What you return should match the records below exactly.
#### Input for this task
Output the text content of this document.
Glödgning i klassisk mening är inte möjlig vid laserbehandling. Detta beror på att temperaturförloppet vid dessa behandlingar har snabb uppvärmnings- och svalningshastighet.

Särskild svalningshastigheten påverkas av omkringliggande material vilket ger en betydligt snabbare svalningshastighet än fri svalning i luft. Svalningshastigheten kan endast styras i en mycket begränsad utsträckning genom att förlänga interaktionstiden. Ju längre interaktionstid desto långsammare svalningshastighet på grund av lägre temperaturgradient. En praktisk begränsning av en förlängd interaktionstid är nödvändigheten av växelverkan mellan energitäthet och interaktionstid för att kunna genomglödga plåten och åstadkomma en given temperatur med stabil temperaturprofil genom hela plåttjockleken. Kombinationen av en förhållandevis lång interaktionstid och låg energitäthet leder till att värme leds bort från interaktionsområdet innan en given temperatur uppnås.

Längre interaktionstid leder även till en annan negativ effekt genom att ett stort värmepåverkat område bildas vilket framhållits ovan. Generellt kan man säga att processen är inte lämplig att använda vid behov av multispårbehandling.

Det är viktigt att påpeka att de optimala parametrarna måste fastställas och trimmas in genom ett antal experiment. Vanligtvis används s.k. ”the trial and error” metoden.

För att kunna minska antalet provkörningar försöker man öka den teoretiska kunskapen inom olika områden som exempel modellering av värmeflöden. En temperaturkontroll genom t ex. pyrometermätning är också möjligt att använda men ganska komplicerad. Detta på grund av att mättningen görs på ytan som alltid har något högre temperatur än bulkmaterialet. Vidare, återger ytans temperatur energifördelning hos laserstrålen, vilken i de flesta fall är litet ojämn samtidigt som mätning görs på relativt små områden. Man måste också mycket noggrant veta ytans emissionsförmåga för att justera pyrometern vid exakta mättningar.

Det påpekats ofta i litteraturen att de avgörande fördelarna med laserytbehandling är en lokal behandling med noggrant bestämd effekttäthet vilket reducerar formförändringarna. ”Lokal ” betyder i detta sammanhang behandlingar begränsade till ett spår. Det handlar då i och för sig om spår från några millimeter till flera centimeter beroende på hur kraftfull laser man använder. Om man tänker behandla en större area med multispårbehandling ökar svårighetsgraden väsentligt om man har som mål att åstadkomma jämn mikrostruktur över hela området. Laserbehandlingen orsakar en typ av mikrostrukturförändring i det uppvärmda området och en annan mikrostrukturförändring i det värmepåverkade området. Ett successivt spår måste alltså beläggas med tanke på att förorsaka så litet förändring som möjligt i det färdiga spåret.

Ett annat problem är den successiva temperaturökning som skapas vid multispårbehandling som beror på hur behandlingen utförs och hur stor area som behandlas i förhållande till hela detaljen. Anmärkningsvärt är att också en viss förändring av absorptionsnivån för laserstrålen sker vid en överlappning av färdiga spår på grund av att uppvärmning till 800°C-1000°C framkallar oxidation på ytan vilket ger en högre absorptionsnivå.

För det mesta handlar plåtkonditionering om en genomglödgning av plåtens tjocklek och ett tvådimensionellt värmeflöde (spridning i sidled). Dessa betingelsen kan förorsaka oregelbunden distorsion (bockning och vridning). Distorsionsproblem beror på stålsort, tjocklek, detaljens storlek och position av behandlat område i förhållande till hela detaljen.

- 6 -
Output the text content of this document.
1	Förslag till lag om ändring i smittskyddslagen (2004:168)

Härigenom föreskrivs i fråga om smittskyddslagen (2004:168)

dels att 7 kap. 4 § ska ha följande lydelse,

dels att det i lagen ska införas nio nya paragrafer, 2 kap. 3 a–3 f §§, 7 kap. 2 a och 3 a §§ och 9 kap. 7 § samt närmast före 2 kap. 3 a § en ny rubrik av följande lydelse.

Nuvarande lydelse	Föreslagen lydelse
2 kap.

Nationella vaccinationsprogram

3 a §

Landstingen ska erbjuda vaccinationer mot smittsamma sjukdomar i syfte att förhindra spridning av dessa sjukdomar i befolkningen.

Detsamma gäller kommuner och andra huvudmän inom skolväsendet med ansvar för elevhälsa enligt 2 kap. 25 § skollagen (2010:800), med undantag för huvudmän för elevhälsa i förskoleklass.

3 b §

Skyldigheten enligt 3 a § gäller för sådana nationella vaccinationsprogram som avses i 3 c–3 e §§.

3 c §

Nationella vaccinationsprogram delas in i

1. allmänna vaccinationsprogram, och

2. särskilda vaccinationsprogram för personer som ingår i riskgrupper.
########
**Written response**
Output the text content of this document.
Glödgning i klassisk mening är inte möjlig vid laserbehandling. Detta beror på att temperaturförloppet vid dessa behandlingar har snabb uppvärmnings- och svalningshastighet.

Särskild svalningshastigheten påverkas av omkringliggande material vilket ger en betydligt snabbare svalningshastighet än fri svalning i luft. Svalningshastigheten kan endast styras i en mycket begränsad utsträckning genom att förlänga interaktionstiden. Ju längre interaktionstid desto långsammare svalningshastighet på grund av lägre temperaturgradient. En praktisk begränsning av en förlängd interaktionstid är nödvändigheten av växelverkan mellan energitäthet och interaktionstid för att kunna genomglödga plåten och åstadkomma en given temperatur med stabil temperaturprofil genom hela plåttjockleken. Kombinationen av en förhållandevis lång interaktionstid och låg energitäthet leder till att värme leds bort från interaktionsområdet innan en given temperatur uppnås.

Längre interaktionstid leder även till en annan negativ effekt genom att ett stort värmepåverkat område bildas vilket framhållits ovan. Generellt kan man säga att processen är inte lämplig att använda vid behov av multispårbehandling.

Det är viktigt att påpeka att de optimala parametrarna måste fastställas och trimmas in genom ett antal experiment. Vanligtvis används s.k. ”the trial and error” metoden.

För att kunna minska antalet provkörningar försöker man öka den teoretiska kunskapen inom olika områden som exempel modellering av värmeflöden. En temperaturkontroll genom t ex. pyrometermätning är också möjligt att använda men ganska komplicerad. Detta på grund av att mättningen görs på ytan som alltid har något högre temperatur än bulkmaterialet. Vidare, återger ytans temperatur energifördelning hos laserstrålen, vilken i de flesta fall är litet ojämn samtidigt som mätning görs på relativt små områden. Man måste också mycket noggrant veta ytans emissionsförmåga för att justera pyrometern vid exakta mättningar.

Det påpekats ofta i litteraturen att de avgörande fördelarna med laserytbehandling är en lokal behandling med noggrant bestämd effekttäthet vilket reducerar formförändringarna. ”Lokal ” betyder i detta sammanhang behandlingar begränsade till ett spår. Det handlar då i och för sig om spår från några millimeter till flera centimeter beroende på hur kraftfull laser man använder. Om man tänker behandla en större area med multispårbehandling ökar svårighetsgraden väsentligt om man har som mål att åstadkomma jämn mikrostruktur över hela området. Laserbehandlingen orsakar en typ av mikrostrukturförändring i det uppvärmda området och en annan mikrostrukturförändring i det värmepåverkade området. Ett successivt spår måste alltså beläggas med tanke på att förorsaka så litet förändring som möjligt i det färdiga spåret.

Ett annat problem är den successiva temperaturökning som skapas vid multispårbehandling som beror på hur behandlingen utförs och hur stor area som behandlas i förhållande till hela detaljen. Anmärkningsvärt är att också en viss förändring av absorptionsnivån för laserstrålen sker vid en överlappning av färdiga spår på grund av att uppvärmning till 800°C-1000°C framkallar oxidation på ytan vilket ger en högre absorptionsnivå.

För det mesta handlar plåtkonditionering om en genomglödgning av plåtens tjocklek och ett tvådimensionellt värmeflöde (spridning i sidled). Dessa betingelsen kan förorsaka oregelbunden distorsion (bockning och vridning). Distorsionsproblem beror på stålsort, tjocklek, detaljens storlek och position av behandlat område i förhållande till hela detaljen.

- 6 -
Output the text content of this document.
1	Förslag till lag om ändring i smittskyddslagen (2004:168)

Härigenom föreskrivs i fråga om smittskyddslagen (2004:168)

dels att 7 kap. 4 § ska ha följande lydelse,

dels att det i lagen ska införas nio nya paragrafer, 2 kap. 3 a–3 f §§, 7 kap. 2 a och 3 a §§ och 9 kap. 7 § samt närmast före 2 kap. 3 a § en ny rubrik av följande lydelse.

Nuvarande lydelse	Föreslagen lydelse
2 kap.

Nationella vaccinationsprogram

3 a §

Landstingen ska erbjuda vaccinationer mot smittsamma sjukdomar i syfte att förhindra spridning av dessa sjukdomar i befolkningen.

Detsamma gäller kommuner och andra huvudmän inom skolväsendet med ansvar för elevhälsa enligt 2 kap. 25 § skollagen (2010:800), med undantag för huvudmän för elevhälsa i förskoleklass.

3 b §

Skyldigheten enligt 3 a § gäller för sådana nationella vaccinationsprogram som avses i 3 c–3 e §§.

3 c §

Nationella vaccinationsprogram delas in i

1. allmänna vaccinationsprogram, och

2. särskilda vaccinationsprogram för personer som ingår i riskgrupper.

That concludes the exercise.